Brief
Write out the listing below without alteration, omitting its pictures.

++++

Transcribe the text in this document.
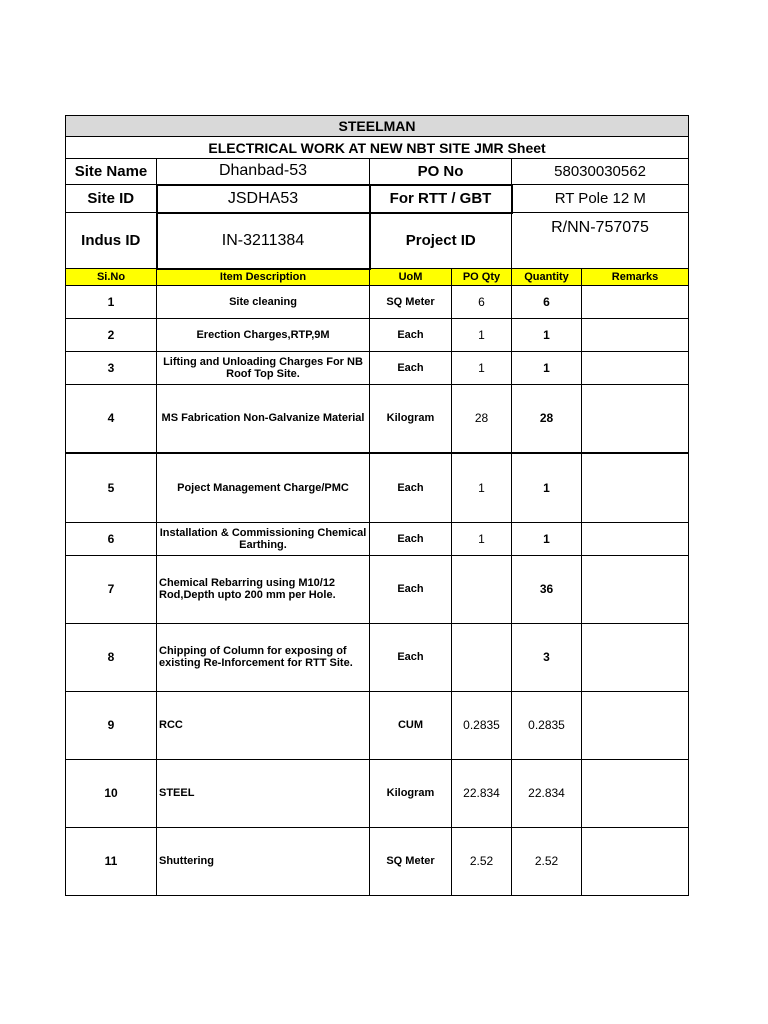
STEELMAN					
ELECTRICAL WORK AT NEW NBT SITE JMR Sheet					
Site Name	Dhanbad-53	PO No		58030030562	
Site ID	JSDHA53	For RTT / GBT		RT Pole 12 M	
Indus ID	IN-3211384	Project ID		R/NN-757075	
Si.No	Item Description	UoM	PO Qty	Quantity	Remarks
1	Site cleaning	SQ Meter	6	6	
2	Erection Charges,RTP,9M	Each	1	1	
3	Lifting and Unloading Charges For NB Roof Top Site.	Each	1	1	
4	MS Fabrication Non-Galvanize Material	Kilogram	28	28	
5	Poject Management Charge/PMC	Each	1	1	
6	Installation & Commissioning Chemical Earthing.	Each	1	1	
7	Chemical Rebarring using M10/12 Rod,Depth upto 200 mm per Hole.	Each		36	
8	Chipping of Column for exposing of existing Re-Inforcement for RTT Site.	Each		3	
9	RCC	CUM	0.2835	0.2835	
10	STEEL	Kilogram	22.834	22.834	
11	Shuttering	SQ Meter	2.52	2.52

++++

Finished task
Transcribe the text in this document.
STEELMAN					
ELECTRICAL WORK AT NEW NBT SITE JMR Sheet					
Site Name	Dhanbad-53	PO No		58030030562	
Site ID	JSDHA53	For RTT / GBT		RT Pole 12 M	
Indus ID	IN-3211384	Project ID		R/NN-757075	
Si.No	Item Description	UoM	PO Qty	Quantity	Remarks
1	Site cleaning	SQ Meter	6	6	
2	Erection Charges,RTP,9M	Each	1	1	
3	Lifting and Unloading Charges For NB Roof Top Site.	Each	1	1	
4	MS Fabrication Non-Galvanize Material	Kilogram	28	28	
5	Poject Management Charge/PMC	Each	1	1	
6	Installation & Commissioning Chemical Earthing.	Each	1	1	
7	Chemical Rebarring using M10/12 Rod,Depth upto 200 mm per Hole.	Each		36	
8	Chipping of Column for exposing of existing Re-Inforcement for RTT Site.	Each		3	
9	RCC	CUM	0.2835	0.2835	
10	STEEL	Kilogram	22.834	22.834	
11	Shuttering	SQ Meter	2.52	2.52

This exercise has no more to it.